* **What you have to do**
Go through the records underneath and count the lines that include the string "value". Give nothing but the number.

************

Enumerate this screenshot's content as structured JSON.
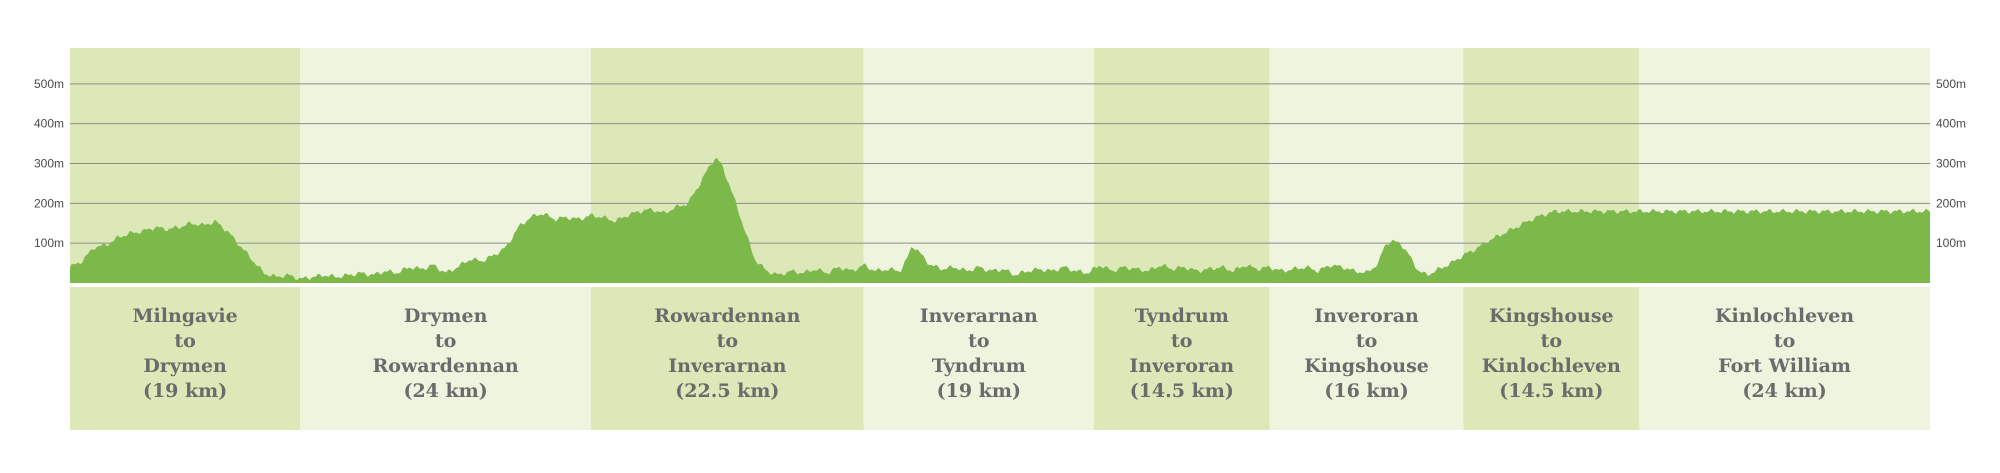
{
  "chart_data": {
    "type": "area",
    "title": "",
    "xlabel": "",
    "ylabel": "",
    "ylim": [
      0,
      590
    ],
    "y_ticks": [
      {
        "value": 100,
        "label": "100m"
      },
      {
        "value": 200,
        "label": "200m"
      },
      {
        "value": 300,
        "label": "300m"
      },
      {
        "value": 400,
        "label": "400m"
      },
      {
        "value": 500,
        "label": "500m"
      }
    ],
    "grid": true,
    "colors": {
      "fill": "#7db84a",
      "band_dark": "#dce8b8",
      "band_light": "#eef4de",
      "grid": "#8c8c8c",
      "label": "#6b6b6b"
    },
    "segments": [
      {
        "lines": [
          "Milngavie",
          "to",
          "Drymen",
          "(19 km)"
        ],
        "km": 19
      },
      {
        "lines": [
          "Drymen",
          "to",
          "Rowardennan",
          "(24 km)"
        ],
        "km": 24
      },
      {
        "lines": [
          "Rowardennan",
          "to",
          "Inverarnan",
          "(22.5 km)"
        ],
        "km": 22.5
      },
      {
        "lines": [
          "Inverarnan",
          "to",
          "Tyndrum",
          "(19 km)"
        ],
        "km": 19
      },
      {
        "lines": [
          "Tyndrum",
          "to",
          "Inveroran",
          "(14.5 km)"
        ],
        "km": 14.5
      },
      {
        "lines": [
          "Inveroran",
          "to",
          "Kingshouse",
          "(16 km)"
        ],
        "km": 16
      },
      {
        "lines": [
          "Kingshouse",
          "to",
          "Kinlochleven",
          "(14.5 km)"
        ],
        "km": 14.5
      },
      {
        "lines": [
          "Kinlochleven",
          "to",
          "Fort William",
          "(24 km)"
        ],
        "km": 24
      }
    ],
    "x_range_km": [
      0,
      153.5
    ],
    "profile": [
      [
        0,
        40
      ],
      [
        1,
        55
      ],
      [
        2,
        90
      ],
      [
        3,
        95
      ],
      [
        4,
        115
      ],
      [
        5,
        125
      ],
      [
        6,
        130
      ],
      [
        7,
        140
      ],
      [
        8,
        135
      ],
      [
        9,
        140
      ],
      [
        10,
        150
      ],
      [
        11,
        145
      ],
      [
        12,
        155
      ],
      [
        13,
        130
      ],
      [
        14,
        95
      ],
      [
        15,
        60
      ],
      [
        16,
        25
      ],
      [
        17,
        15
      ],
      [
        18,
        20
      ],
      [
        19,
        10
      ],
      [
        20,
        15
      ],
      [
        21,
        20
      ],
      [
        22,
        15
      ],
      [
        23,
        20
      ],
      [
        24,
        25
      ],
      [
        25,
        20
      ],
      [
        26,
        30
      ],
      [
        27,
        25
      ],
      [
        28,
        40
      ],
      [
        29,
        35
      ],
      [
        30,
        45
      ],
      [
        31,
        25
      ],
      [
        32,
        40
      ],
      [
        33,
        60
      ],
      [
        34,
        55
      ],
      [
        35,
        70
      ],
      [
        36,
        90
      ],
      [
        37,
        140
      ],
      [
        38,
        165
      ],
      [
        39,
        175
      ],
      [
        40,
        160
      ],
      [
        41,
        165
      ],
      [
        42,
        160
      ],
      [
        43,
        170
      ],
      [
        44,
        165
      ],
      [
        45,
        155
      ],
      [
        46,
        170
      ],
      [
        47,
        180
      ],
      [
        48,
        185
      ],
      [
        49,
        175
      ],
      [
        50,
        190
      ],
      [
        51,
        200
      ],
      [
        52,
        250
      ],
      [
        52.8,
        295
      ],
      [
        53.3,
        315
      ],
      [
        53.8,
        295
      ],
      [
        54.5,
        240
      ],
      [
        55.5,
        150
      ],
      [
        56.5,
        60
      ],
      [
        57.5,
        30
      ],
      [
        58.5,
        20
      ],
      [
        59.5,
        30
      ],
      [
        60.5,
        25
      ],
      [
        61.5,
        35
      ],
      [
        62.5,
        25
      ],
      [
        63.5,
        40
      ],
      [
        64.5,
        30
      ],
      [
        65.5,
        45
      ],
      [
        66.5,
        30
      ],
      [
        67.5,
        35
      ],
      [
        68.5,
        30
      ],
      [
        69,
        55
      ],
      [
        69.5,
        95
      ],
      [
        70,
        80
      ],
      [
        71,
        45
      ],
      [
        72,
        35
      ],
      [
        73,
        40
      ],
      [
        74,
        30
      ],
      [
        75,
        40
      ],
      [
        76,
        30
      ],
      [
        77,
        35
      ],
      [
        78,
        20
      ],
      [
        79,
        30
      ],
      [
        80,
        35
      ],
      [
        81,
        30
      ],
      [
        82,
        40
      ],
      [
        83,
        30
      ],
      [
        84,
        25
      ],
      [
        85,
        45
      ],
      [
        86,
        30
      ],
      [
        87,
        40
      ],
      [
        88,
        35
      ],
      [
        89,
        30
      ],
      [
        90,
        45
      ],
      [
        91,
        35
      ],
      [
        92,
        40
      ],
      [
        93,
        30
      ],
      [
        94,
        35
      ],
      [
        95,
        40
      ],
      [
        96,
        30
      ],
      [
        97,
        45
      ],
      [
        98,
        35
      ],
      [
        99,
        40
      ],
      [
        100,
        30
      ],
      [
        101,
        35
      ],
      [
        102,
        40
      ],
      [
        103,
        30
      ],
      [
        104,
        45
      ],
      [
        105,
        40
      ],
      [
        106,
        30
      ],
      [
        107,
        25
      ],
      [
        108,
        50
      ],
      [
        108.5,
        95
      ],
      [
        109,
        105
      ],
      [
        109.8,
        100
      ],
      [
        110.5,
        70
      ],
      [
        111.3,
        30
      ],
      [
        112,
        20
      ],
      [
        113,
        35
      ],
      [
        114,
        50
      ],
      [
        115,
        70
      ],
      [
        116,
        85
      ],
      [
        117,
        105
      ],
      [
        118,
        120
      ],
      [
        119,
        135
      ],
      [
        120,
        150
      ],
      [
        121,
        165
      ],
      [
        122,
        175
      ],
      [
        122.6,
        180
      ]
    ]
  }
}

************

* **Correct output**
5